To do:
Pick out every line that holds the string "text" and copy it.

Records provided:

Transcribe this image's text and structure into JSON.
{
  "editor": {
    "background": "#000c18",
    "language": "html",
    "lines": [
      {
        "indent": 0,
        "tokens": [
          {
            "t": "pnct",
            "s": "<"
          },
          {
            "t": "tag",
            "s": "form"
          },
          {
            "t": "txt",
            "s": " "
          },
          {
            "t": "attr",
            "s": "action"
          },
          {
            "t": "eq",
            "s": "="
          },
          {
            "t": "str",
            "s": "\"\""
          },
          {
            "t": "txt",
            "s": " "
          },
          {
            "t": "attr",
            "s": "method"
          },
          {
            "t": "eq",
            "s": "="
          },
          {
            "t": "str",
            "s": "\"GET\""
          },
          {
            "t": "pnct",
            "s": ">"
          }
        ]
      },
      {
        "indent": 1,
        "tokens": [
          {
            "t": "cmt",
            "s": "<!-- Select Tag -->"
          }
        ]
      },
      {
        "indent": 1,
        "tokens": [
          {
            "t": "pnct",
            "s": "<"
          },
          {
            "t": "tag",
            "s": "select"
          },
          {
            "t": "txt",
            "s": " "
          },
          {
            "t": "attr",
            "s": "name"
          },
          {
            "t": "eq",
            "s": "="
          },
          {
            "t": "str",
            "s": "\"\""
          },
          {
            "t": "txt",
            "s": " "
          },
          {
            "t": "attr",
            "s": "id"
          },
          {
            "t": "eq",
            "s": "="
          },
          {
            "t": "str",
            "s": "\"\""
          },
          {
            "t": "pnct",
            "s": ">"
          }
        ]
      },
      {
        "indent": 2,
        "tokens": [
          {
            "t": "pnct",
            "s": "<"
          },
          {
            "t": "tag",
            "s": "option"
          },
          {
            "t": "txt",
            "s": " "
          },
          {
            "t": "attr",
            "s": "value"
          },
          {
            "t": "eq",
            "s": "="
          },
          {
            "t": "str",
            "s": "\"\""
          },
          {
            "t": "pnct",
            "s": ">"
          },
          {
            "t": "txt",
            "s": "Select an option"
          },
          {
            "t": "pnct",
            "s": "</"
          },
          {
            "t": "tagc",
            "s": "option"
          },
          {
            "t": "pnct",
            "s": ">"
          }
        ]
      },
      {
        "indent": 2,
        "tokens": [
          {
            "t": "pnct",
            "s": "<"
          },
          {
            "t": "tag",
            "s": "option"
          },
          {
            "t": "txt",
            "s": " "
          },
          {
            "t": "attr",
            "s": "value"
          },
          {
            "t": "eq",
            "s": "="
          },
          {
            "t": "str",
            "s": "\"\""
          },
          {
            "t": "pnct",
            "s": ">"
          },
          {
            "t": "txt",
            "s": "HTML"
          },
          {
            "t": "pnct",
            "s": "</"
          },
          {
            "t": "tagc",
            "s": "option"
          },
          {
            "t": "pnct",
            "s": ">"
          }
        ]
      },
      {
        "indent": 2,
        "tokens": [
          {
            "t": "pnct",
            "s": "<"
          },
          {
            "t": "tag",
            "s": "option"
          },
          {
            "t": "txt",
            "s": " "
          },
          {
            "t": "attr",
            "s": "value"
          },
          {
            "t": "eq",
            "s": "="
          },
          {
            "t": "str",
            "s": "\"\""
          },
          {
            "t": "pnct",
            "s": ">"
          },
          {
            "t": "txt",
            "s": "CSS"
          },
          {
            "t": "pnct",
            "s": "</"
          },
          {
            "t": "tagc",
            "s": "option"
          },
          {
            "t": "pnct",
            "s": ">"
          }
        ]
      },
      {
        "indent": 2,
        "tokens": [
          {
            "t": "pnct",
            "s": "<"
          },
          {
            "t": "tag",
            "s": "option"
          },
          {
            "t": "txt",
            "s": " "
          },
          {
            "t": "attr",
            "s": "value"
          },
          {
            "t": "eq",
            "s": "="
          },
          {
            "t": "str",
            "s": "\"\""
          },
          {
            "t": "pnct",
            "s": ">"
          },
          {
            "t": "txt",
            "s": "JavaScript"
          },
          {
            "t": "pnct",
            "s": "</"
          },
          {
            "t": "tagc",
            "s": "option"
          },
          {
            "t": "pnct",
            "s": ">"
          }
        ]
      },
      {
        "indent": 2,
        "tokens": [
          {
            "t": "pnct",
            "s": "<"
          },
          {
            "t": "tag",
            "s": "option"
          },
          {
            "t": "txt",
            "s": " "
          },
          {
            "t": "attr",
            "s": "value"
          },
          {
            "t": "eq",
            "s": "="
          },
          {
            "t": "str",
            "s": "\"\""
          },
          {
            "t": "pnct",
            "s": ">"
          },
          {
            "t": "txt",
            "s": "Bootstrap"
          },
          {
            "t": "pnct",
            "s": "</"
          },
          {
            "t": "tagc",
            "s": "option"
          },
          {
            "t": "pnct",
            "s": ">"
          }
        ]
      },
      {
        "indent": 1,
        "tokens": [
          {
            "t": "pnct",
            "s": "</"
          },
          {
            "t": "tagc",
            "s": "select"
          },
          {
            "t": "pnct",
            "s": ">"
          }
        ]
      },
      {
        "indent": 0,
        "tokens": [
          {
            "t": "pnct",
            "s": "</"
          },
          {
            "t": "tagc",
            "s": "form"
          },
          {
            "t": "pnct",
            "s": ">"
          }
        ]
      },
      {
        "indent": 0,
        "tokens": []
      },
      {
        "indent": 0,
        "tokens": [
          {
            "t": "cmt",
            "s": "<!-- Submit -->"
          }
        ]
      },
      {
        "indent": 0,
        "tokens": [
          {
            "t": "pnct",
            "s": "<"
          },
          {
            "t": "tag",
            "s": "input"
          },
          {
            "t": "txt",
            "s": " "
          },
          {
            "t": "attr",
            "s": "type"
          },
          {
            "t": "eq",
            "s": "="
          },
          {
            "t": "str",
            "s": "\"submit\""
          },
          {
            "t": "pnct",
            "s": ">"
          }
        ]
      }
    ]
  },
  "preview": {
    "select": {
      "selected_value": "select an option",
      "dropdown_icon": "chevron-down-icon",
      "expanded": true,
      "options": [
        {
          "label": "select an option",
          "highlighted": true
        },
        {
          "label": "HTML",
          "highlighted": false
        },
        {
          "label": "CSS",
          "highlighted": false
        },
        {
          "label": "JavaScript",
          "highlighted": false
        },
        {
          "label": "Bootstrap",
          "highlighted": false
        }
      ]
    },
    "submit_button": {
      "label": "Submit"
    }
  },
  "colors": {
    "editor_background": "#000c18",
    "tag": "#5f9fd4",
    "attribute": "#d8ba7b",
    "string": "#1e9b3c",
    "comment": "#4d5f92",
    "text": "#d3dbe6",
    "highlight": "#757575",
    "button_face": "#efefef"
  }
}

Solution for this task:
Transcribe this image's text and structure into JSON.
    "text": "#d3dbe6",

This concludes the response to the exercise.